(Goal of the exercise): Find all the lines with "filed" and gather them.

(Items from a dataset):
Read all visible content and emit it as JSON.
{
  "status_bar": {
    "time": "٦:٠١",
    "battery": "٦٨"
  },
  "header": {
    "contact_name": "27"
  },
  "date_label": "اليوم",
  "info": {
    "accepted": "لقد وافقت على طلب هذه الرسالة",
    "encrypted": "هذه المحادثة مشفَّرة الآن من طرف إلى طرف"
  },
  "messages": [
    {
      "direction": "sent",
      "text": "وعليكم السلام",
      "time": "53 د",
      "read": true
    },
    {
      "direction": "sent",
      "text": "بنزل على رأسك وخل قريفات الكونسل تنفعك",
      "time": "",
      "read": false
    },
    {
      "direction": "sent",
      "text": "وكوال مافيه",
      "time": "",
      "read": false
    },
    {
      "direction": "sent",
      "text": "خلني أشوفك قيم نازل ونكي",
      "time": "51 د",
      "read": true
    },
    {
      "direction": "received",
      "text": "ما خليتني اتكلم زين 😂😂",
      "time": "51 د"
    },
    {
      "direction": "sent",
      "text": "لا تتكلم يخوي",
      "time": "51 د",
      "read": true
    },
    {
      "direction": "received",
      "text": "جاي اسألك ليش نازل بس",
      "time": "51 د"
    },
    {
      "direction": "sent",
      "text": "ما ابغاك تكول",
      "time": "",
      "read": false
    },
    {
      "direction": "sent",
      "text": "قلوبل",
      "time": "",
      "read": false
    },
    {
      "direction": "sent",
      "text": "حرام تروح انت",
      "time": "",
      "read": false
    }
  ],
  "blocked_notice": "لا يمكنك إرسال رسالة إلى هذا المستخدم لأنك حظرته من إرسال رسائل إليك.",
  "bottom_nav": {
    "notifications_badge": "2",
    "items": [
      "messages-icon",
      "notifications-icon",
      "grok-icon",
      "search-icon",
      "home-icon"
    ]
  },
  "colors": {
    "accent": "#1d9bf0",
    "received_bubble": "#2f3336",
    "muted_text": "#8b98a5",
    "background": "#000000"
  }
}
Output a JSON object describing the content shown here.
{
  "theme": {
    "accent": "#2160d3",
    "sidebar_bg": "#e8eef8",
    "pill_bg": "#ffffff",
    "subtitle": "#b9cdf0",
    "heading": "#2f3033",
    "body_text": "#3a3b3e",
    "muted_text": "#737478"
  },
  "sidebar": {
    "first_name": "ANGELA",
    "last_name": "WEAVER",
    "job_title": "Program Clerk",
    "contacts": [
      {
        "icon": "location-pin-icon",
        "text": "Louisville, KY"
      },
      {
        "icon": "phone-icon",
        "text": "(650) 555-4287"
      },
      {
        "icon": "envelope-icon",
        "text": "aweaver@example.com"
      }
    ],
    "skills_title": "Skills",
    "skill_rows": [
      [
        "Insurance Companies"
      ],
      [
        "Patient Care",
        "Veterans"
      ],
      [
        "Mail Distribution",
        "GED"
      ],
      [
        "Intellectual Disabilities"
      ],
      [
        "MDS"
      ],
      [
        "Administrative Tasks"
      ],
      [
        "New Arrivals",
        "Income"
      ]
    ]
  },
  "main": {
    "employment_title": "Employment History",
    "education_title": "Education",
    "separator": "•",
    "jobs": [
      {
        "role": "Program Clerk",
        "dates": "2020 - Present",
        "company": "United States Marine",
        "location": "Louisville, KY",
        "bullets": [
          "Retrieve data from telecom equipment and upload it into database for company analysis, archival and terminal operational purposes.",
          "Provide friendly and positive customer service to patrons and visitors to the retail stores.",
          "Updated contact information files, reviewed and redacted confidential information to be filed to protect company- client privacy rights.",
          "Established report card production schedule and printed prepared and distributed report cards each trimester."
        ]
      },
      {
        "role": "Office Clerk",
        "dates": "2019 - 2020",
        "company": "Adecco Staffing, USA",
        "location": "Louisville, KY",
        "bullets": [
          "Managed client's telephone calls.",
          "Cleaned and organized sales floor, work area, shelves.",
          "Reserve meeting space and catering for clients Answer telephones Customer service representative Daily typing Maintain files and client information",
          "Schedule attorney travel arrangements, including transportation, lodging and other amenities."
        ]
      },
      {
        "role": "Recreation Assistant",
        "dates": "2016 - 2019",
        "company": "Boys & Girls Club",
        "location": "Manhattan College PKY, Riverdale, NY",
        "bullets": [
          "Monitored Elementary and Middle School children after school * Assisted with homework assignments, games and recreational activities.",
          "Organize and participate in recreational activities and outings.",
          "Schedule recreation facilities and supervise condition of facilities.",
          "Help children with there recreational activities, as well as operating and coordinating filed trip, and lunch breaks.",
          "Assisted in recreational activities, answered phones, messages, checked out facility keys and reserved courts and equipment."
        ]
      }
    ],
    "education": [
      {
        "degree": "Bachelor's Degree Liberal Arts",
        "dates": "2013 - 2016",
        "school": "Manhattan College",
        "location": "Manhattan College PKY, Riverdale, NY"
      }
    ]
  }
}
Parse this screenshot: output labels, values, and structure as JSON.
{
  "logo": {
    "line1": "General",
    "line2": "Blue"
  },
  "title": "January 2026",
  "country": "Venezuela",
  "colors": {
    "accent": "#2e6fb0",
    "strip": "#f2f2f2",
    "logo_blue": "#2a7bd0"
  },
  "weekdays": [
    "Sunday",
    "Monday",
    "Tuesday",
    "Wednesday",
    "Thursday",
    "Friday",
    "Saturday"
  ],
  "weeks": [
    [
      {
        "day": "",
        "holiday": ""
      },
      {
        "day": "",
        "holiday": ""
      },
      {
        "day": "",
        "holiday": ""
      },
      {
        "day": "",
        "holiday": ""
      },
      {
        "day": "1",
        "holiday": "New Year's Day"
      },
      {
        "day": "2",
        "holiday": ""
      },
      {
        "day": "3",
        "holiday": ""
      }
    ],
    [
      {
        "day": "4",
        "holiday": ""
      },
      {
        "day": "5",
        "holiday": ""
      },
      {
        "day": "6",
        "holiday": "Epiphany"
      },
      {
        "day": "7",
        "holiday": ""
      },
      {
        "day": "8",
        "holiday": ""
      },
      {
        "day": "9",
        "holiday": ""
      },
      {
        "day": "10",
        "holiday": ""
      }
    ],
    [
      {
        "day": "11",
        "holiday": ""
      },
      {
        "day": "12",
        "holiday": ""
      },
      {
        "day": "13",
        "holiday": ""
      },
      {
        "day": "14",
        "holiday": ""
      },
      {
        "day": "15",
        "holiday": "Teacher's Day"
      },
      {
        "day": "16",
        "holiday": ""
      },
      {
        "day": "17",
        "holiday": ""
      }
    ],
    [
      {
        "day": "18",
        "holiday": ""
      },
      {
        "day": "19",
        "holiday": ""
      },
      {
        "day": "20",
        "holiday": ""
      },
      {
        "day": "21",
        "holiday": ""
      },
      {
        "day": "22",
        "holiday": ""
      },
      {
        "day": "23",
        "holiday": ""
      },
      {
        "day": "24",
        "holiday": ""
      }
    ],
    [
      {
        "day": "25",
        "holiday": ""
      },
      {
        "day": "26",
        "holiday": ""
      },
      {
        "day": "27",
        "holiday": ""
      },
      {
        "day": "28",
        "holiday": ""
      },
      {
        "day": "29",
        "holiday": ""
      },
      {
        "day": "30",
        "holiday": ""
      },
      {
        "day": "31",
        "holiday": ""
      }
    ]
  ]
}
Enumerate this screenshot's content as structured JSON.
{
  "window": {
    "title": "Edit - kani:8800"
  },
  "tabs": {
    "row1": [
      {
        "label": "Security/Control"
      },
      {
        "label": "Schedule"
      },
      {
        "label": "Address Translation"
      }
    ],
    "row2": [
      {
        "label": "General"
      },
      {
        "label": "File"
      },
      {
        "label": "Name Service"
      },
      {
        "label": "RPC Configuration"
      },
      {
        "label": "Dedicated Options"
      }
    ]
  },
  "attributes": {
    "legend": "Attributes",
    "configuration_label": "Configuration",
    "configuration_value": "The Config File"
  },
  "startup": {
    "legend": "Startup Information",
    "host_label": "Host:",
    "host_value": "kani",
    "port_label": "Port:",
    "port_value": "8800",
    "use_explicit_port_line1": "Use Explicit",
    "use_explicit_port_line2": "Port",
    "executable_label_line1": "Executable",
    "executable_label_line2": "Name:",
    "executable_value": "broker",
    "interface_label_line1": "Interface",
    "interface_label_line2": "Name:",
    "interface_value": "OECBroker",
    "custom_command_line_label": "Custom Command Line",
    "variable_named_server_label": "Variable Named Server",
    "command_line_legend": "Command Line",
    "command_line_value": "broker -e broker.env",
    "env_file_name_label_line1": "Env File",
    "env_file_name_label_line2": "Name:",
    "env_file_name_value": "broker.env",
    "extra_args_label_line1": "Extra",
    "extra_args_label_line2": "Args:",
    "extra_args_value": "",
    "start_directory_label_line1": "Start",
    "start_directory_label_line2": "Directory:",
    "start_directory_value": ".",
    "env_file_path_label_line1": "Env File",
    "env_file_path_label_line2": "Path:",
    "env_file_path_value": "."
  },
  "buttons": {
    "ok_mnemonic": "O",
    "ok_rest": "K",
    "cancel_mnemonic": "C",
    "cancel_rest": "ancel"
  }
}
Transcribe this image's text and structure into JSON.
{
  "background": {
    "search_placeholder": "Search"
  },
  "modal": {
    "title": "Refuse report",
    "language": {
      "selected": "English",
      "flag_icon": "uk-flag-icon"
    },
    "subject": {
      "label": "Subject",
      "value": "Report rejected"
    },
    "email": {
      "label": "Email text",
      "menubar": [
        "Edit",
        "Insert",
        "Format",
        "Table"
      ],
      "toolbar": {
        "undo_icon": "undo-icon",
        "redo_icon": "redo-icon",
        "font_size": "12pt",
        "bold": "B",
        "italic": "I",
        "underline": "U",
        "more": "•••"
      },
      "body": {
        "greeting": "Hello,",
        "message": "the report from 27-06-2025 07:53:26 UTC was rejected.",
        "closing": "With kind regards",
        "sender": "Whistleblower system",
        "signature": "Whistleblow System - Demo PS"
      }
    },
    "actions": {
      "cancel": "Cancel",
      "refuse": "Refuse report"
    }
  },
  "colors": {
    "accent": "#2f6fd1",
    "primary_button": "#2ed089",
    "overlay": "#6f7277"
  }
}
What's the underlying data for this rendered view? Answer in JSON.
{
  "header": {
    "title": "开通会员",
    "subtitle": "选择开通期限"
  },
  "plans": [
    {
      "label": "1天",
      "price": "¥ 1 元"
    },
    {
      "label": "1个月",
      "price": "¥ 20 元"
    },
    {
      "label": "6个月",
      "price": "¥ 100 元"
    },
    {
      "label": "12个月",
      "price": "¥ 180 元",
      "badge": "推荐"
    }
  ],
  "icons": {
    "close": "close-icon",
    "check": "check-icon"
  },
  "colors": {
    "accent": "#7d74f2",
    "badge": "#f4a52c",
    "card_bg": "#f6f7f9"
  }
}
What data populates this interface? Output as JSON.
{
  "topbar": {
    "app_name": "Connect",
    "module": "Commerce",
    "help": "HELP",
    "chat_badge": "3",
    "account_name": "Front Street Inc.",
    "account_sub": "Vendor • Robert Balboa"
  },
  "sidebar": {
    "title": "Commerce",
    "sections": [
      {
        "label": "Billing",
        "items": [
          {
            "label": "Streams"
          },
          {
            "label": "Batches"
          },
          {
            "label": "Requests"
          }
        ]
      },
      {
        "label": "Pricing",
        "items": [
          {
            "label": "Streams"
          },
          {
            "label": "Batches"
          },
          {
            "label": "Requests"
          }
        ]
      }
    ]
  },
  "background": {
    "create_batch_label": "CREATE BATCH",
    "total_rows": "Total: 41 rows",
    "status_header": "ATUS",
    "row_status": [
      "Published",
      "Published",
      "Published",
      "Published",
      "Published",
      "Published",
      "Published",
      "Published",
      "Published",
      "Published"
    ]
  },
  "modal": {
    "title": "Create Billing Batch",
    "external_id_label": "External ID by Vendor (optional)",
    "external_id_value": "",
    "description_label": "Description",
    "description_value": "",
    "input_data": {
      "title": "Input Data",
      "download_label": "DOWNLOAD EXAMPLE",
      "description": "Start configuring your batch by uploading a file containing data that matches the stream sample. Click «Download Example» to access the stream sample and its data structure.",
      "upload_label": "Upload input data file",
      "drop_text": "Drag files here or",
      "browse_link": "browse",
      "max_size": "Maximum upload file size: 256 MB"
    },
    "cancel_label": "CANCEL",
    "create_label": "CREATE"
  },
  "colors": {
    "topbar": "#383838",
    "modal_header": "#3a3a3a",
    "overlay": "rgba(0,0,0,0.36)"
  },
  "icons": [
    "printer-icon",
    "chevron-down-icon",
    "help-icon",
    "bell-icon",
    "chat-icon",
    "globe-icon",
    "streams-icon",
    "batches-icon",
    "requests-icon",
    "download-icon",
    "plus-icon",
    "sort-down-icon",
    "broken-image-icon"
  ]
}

(Reply):
          "Updated contact information files, reviewed and redacted confidential information to be filed to protect company- client privacy rights.",
          "Help children with there recreational activities, as well as operating and coordinating filed trip, and lunch breaks.",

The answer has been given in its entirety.